**Exercise brief**
Make your reply a word-for-word repeat of the records.

### Provided information

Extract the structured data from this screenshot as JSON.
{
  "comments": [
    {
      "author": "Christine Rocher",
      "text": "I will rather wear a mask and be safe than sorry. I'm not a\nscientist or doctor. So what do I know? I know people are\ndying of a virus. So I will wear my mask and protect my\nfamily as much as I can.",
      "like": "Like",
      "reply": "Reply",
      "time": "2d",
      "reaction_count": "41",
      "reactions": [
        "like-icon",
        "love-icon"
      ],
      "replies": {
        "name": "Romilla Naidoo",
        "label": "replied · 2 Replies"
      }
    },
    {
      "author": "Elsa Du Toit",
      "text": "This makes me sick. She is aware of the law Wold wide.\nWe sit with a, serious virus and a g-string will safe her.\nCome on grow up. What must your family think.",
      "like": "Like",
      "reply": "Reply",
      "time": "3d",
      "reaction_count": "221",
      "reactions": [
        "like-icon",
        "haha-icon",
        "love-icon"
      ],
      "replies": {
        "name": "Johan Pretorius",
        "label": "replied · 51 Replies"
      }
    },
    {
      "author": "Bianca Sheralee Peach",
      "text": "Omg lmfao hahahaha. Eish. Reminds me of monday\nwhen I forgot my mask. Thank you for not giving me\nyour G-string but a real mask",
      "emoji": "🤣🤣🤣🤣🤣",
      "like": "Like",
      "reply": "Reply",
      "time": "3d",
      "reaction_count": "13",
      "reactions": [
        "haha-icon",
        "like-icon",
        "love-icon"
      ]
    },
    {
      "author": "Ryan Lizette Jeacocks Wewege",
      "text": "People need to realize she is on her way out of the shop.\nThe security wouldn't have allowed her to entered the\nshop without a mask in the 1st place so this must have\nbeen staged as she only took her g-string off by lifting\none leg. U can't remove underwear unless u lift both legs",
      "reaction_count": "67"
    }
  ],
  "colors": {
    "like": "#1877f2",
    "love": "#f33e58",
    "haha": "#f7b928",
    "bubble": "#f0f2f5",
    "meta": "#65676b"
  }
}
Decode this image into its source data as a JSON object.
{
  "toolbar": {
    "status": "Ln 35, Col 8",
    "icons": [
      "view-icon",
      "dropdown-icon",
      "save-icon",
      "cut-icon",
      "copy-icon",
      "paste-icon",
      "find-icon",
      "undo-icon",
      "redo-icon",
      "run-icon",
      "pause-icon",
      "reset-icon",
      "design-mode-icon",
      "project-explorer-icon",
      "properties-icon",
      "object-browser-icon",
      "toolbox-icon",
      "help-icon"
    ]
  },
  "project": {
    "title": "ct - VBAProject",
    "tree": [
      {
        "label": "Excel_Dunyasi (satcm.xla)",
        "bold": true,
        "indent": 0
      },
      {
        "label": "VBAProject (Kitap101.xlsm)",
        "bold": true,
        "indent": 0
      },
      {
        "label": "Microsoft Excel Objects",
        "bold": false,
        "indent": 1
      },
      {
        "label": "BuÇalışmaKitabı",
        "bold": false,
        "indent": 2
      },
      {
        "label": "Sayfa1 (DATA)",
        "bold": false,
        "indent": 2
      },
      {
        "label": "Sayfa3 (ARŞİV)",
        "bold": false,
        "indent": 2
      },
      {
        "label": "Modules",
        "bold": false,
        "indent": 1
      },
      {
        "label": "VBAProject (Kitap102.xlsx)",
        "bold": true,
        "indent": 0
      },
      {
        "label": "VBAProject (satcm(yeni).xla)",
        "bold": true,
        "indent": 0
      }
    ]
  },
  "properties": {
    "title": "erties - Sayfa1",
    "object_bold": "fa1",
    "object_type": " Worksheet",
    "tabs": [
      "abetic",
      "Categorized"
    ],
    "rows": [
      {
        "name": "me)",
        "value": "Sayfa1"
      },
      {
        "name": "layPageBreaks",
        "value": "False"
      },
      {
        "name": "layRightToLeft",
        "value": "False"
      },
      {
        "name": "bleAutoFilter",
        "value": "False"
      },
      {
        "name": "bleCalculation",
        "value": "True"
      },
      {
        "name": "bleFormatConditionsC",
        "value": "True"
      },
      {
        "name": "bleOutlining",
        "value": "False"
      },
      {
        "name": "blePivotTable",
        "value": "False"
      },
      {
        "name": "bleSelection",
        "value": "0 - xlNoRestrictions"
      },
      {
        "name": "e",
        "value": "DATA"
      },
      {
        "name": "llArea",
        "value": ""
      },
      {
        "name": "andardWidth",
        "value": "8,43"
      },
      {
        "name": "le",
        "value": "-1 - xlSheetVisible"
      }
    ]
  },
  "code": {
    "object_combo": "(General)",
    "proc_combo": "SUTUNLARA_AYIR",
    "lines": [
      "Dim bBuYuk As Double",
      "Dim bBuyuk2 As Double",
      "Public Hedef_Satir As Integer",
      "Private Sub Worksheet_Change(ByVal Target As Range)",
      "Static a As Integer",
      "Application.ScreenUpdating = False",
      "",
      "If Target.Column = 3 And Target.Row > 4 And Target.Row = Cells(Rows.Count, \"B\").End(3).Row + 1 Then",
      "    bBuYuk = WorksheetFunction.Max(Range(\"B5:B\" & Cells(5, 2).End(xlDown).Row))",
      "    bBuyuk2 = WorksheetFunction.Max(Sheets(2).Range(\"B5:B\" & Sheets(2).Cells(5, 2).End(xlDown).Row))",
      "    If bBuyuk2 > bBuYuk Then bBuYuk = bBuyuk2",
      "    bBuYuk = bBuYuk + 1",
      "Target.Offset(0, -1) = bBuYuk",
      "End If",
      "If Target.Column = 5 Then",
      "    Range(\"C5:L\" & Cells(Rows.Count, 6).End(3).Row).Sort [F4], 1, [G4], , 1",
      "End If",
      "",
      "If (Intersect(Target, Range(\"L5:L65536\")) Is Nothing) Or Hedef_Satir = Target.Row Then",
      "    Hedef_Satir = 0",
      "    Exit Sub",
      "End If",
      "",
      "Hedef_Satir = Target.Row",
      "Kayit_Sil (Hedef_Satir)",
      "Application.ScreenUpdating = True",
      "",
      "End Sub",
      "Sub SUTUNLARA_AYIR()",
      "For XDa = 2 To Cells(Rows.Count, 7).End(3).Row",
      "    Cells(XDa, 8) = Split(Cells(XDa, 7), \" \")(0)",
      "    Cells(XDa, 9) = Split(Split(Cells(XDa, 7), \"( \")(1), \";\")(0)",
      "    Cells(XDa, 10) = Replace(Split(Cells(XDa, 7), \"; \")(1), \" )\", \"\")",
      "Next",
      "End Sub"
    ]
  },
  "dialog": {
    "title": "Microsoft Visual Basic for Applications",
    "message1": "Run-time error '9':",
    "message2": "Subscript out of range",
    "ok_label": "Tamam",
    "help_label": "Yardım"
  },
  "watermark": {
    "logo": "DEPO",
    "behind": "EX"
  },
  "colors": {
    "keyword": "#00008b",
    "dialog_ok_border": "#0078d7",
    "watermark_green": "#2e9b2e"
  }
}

######

**Finished exercise**
Extract the structured data from this screenshot as JSON.
{
  "comments": [
    {
      "author": "Christine Rocher",
      "text": "I will rather wear a mask and be safe than sorry. I'm not a\nscientist or doctor. So what do I know? I know people are\ndying of a virus. So I will wear my mask and protect my\nfamily as much as I can.",
      "like": "Like",
      "reply": "Reply",
      "time": "2d",
      "reaction_count": "41",
      "reactions": [
        "like-icon",
        "love-icon"
      ],
      "replies": {
        "name": "Romilla Naidoo",
        "label": "replied · 2 Replies"
      }
    },
    {
      "author": "Elsa Du Toit",
      "text": "This makes me sick. She is aware of the law Wold wide.\nWe sit with a, serious virus and a g-string will safe her.\nCome on grow up. What must your family think.",
      "like": "Like",
      "reply": "Reply",
      "time": "3d",
      "reaction_count": "221",
      "reactions": [
        "like-icon",
        "haha-icon",
        "love-icon"
      ],
      "replies": {
        "name": "Johan Pretorius",
        "label": "replied · 51 Replies"
      }
    },
    {
      "author": "Bianca Sheralee Peach",
      "text": "Omg lmfao hahahaha. Eish. Reminds me of monday\nwhen I forgot my mask. Thank you for not giving me\nyour G-string but a real mask",
      "emoji": "🤣🤣🤣🤣🤣",
      "like": "Like",
      "reply": "Reply",
      "time": "3d",
      "reaction_count": "13",
      "reactions": [
        "haha-icon",
        "like-icon",
        "love-icon"
      ]
    },
    {
      "author": "Ryan Lizette Jeacocks Wewege",
      "text": "People need to realize she is on her way out of the shop.\nThe security wouldn't have allowed her to entered the\nshop without a mask in the 1st place so this must have\nbeen staged as she only took her g-string off by lifting\none leg. U can't remove underwear unless u lift both legs",
      "reaction_count": "67"
    }
  ],
  "colors": {
    "like": "#1877f2",
    "love": "#f33e58",
    "haha": "#f7b928",
    "bubble": "#f0f2f5",
    "meta": "#65676b"
  }
}
Decode this image into its source data as a JSON object.
{
  "toolbar": {
    "status": "Ln 35, Col 8",
    "icons": [
      "view-icon",
      "dropdown-icon",
      "save-icon",
      "cut-icon",
      "copy-icon",
      "paste-icon",
      "find-icon",
      "undo-icon",
      "redo-icon",
      "run-icon",
      "pause-icon",
      "reset-icon",
      "design-mode-icon",
      "project-explorer-icon",
      "properties-icon",
      "object-browser-icon",
      "toolbox-icon",
      "help-icon"
    ]
  },
  "project": {
    "title": "ct - VBAProject",
    "tree": [
      {
        "label": "Excel_Dunyasi (satcm.xla)",
        "bold": true,
        "indent": 0
      },
      {
        "label": "VBAProject (Kitap101.xlsm)",
        "bold": true,
        "indent": 0
      },
      {
        "label": "Microsoft Excel Objects",
        "bold": false,
        "indent": 1
      },
      {
        "label": "BuÇalışmaKitabı",
        "bold": false,
        "indent": 2
      },
      {
        "label": "Sayfa1 (DATA)",
        "bold": false,
        "indent": 2
      },
      {
        "label": "Sayfa3 (ARŞİV)",
        "bold": false,
        "indent": 2
      },
      {
        "label": "Modules",
        "bold": false,
        "indent": 1
      },
      {
        "label": "VBAProject (Kitap102.xlsx)",
        "bold": true,
        "indent": 0
      },
      {
        "label": "VBAProject (satcm(yeni).xla)",
        "bold": true,
        "indent": 0
      }
    ]
  },
  "properties": {
    "title": "erties - Sayfa1",
    "object_bold": "fa1",
    "object_type": " Worksheet",
    "tabs": [
      "abetic",
      "Categorized"
    ],
    "rows": [
      {
        "name": "me)",
        "value": "Sayfa1"
      },
      {
        "name": "layPageBreaks",
        "value": "False"
      },
      {
        "name": "layRightToLeft",
        "value": "False"
      },
      {
        "name": "bleAutoFilter",
        "value": "False"
      },
      {
        "name": "bleCalculation",
        "value": "True"
      },
      {
        "name": "bleFormatConditionsC",
        "value": "True"
      },
      {
        "name": "bleOutlining",
        "value": "False"
      },
      {
        "name": "blePivotTable",
        "value": "False"
      },
      {
        "name": "bleSelection",
        "value": "0 - xlNoRestrictions"
      },
      {
        "name": "e",
        "value": "DATA"
      },
      {
        "name": "llArea",
        "value": ""
      },
      {
        "name": "andardWidth",
        "value": "8,43"
      },
      {
        "name": "le",
        "value": "-1 - xlSheetVisible"
      }
    ]
  },
  "code": {
    "object_combo": "(General)",
    "proc_combo": "SUTUNLARA_AYIR",
    "lines": [
      "Dim bBuYuk As Double",
      "Dim bBuyuk2 As Double",
      "Public Hedef_Satir As Integer",
      "Private Sub Worksheet_Change(ByVal Target As Range)",
      "Static a As Integer",
      "Application.ScreenUpdating = False",
      "",
      "If Target.Column = 3 And Target.Row > 4 And Target.Row = Cells(Rows.Count, \"B\").End(3).Row + 1 Then",
      "    bBuYuk = WorksheetFunction.Max(Range(\"B5:B\" & Cells(5, 2).End(xlDown).Row))",
      "    bBuyuk2 = WorksheetFunction.Max(Sheets(2).Range(\"B5:B\" & Sheets(2).Cells(5, 2).End(xlDown).Row))",
      "    If bBuyuk2 > bBuYuk Then bBuYuk = bBuyuk2",
      "    bBuYuk = bBuYuk + 1",
      "Target.Offset(0, -1) = bBuYuk",
      "End If",
      "If Target.Column = 5 Then",
      "    Range(\"C5:L\" & Cells(Rows.Count, 6).End(3).Row).Sort [F4], 1, [G4], , 1",
      "End If",
      "",
      "If (Intersect(Target, Range(\"L5:L65536\")) Is Nothing) Or Hedef_Satir = Target.Row Then",
      "    Hedef_Satir = 0",
      "    Exit Sub",
      "End If",
      "",
      "Hedef_Satir = Target.Row",
      "Kayit_Sil (Hedef_Satir)",
      "Application.ScreenUpdating = True",
      "",
      "End Sub",
      "Sub SUTUNLARA_AYIR()",
      "For XDa = 2 To Cells(Rows.Count, 7).End(3).Row",
      "    Cells(XDa, 8) = Split(Cells(XDa, 7), \" \")(0)",
      "    Cells(XDa, 9) = Split(Split(Cells(XDa, 7), \"( \")(1), \";\")(0)",
      "    Cells(XDa, 10) = Replace(Split(Cells(XDa, 7), \"; \")(1), \" )\", \"\")",
      "Next",
      "End Sub"
    ]
  },
  "dialog": {
    "title": "Microsoft Visual Basic for Applications",
    "message1": "Run-time error '9':",
    "message2": "Subscript out of range",
    "ok_label": "Tamam",
    "help_label": "Yardım"
  },
  "watermark": {
    "logo": "DEPO",
    "behind": "EX"
  },
  "colors": {
    "keyword": "#00008b",
    "dialog_ok_border": "#0078d7",
    "watermark_green": "#2e9b2e"
  }
}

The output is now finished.